> [What you are asked to do]:
Go through the listing beneath this task and return every line that carries the string "document".

> [Data in this exercise]:

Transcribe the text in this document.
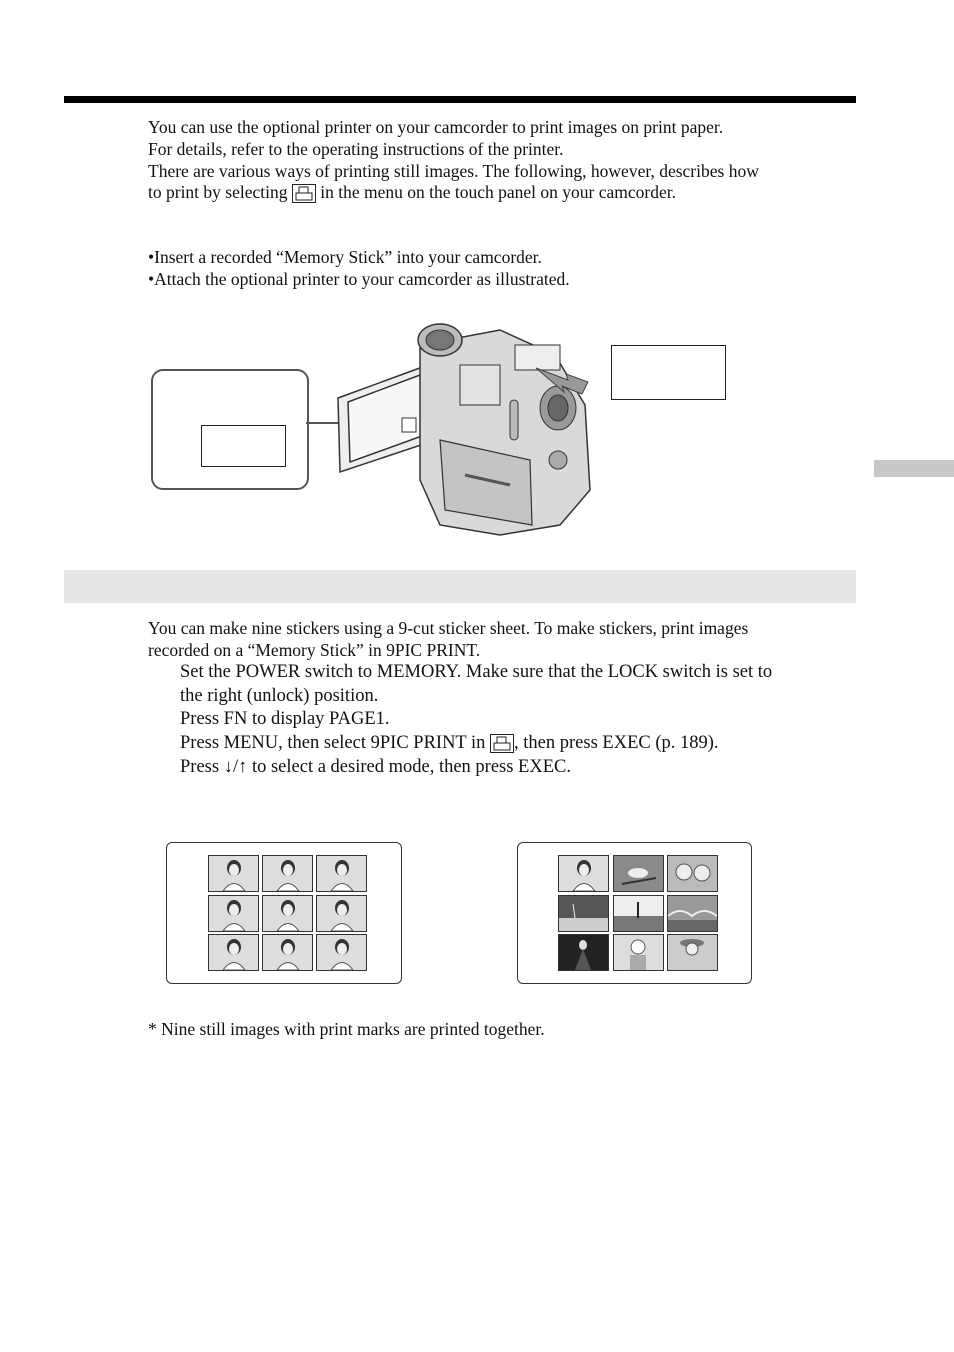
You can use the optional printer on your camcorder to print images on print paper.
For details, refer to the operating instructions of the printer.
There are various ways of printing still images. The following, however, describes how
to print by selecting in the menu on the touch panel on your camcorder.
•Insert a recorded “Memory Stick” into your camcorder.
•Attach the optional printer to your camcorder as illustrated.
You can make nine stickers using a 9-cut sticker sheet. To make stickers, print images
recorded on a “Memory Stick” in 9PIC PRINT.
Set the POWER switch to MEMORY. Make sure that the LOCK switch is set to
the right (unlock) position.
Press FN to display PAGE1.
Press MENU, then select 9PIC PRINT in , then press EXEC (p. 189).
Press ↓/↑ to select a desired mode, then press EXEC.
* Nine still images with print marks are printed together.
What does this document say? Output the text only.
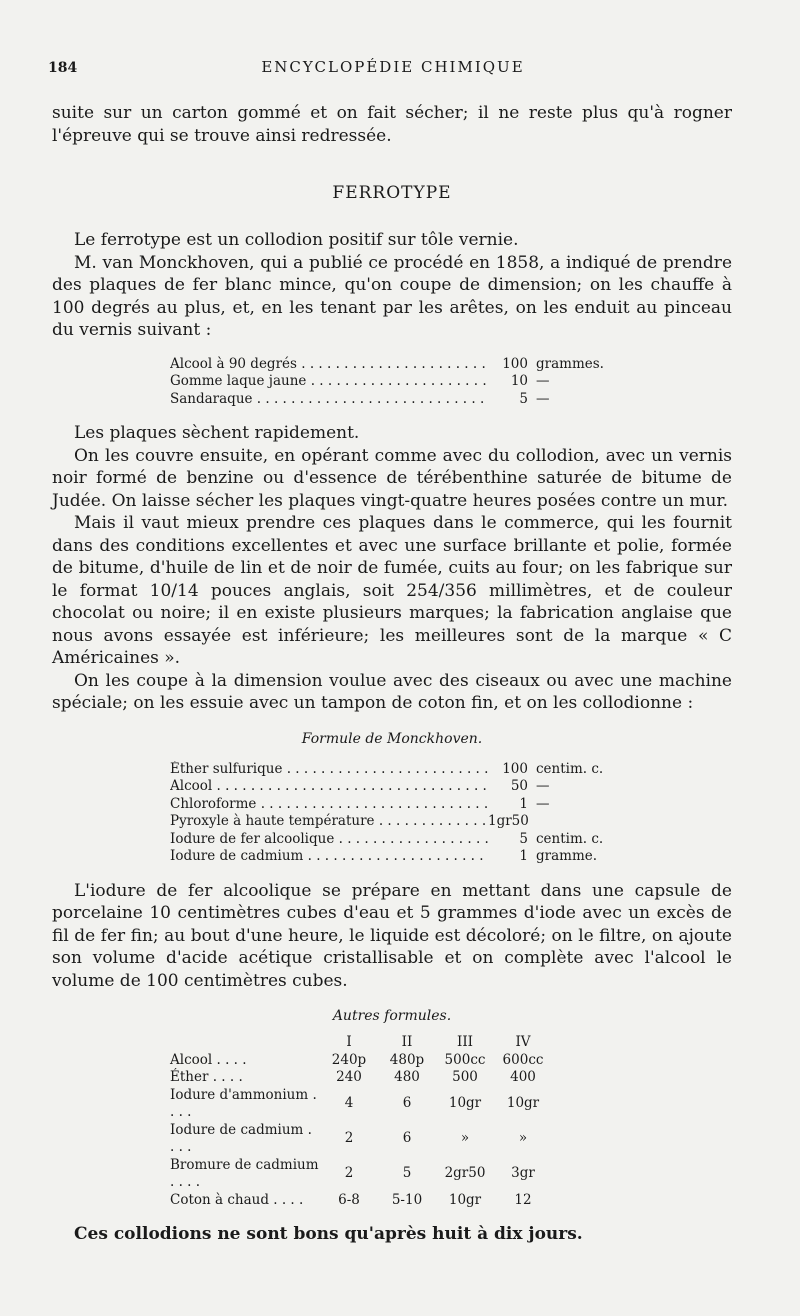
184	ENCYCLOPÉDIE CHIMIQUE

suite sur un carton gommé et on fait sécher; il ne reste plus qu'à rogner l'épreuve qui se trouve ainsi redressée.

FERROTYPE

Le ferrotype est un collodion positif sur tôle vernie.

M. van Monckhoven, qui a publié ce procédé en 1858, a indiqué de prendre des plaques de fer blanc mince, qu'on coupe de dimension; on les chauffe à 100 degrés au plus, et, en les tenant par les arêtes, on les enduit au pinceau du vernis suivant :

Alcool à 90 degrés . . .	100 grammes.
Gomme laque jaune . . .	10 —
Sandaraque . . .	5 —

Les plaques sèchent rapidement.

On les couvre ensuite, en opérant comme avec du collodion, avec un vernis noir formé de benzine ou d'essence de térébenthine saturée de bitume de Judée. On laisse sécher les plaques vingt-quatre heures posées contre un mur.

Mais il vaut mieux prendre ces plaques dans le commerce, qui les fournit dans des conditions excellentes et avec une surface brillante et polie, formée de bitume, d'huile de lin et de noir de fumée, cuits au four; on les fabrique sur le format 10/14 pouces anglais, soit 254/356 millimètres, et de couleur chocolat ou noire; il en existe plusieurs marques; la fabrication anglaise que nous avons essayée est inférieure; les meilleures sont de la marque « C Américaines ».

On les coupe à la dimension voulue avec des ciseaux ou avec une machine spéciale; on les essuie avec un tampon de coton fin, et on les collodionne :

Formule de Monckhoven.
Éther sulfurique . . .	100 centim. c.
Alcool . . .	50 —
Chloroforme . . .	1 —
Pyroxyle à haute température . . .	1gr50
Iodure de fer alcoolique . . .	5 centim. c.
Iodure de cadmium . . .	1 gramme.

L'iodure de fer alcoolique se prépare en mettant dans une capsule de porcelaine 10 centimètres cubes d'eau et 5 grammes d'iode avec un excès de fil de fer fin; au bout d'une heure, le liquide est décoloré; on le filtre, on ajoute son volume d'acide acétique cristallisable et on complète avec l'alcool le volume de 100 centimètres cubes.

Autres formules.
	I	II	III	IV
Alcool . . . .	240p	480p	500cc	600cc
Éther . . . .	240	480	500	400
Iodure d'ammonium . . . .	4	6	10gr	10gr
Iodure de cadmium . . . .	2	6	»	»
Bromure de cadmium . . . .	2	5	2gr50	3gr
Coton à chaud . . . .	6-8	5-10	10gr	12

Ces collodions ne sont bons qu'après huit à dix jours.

> [Solution for this exercise]:
Transcribe the text in this document.
What does this document say? Output the text only.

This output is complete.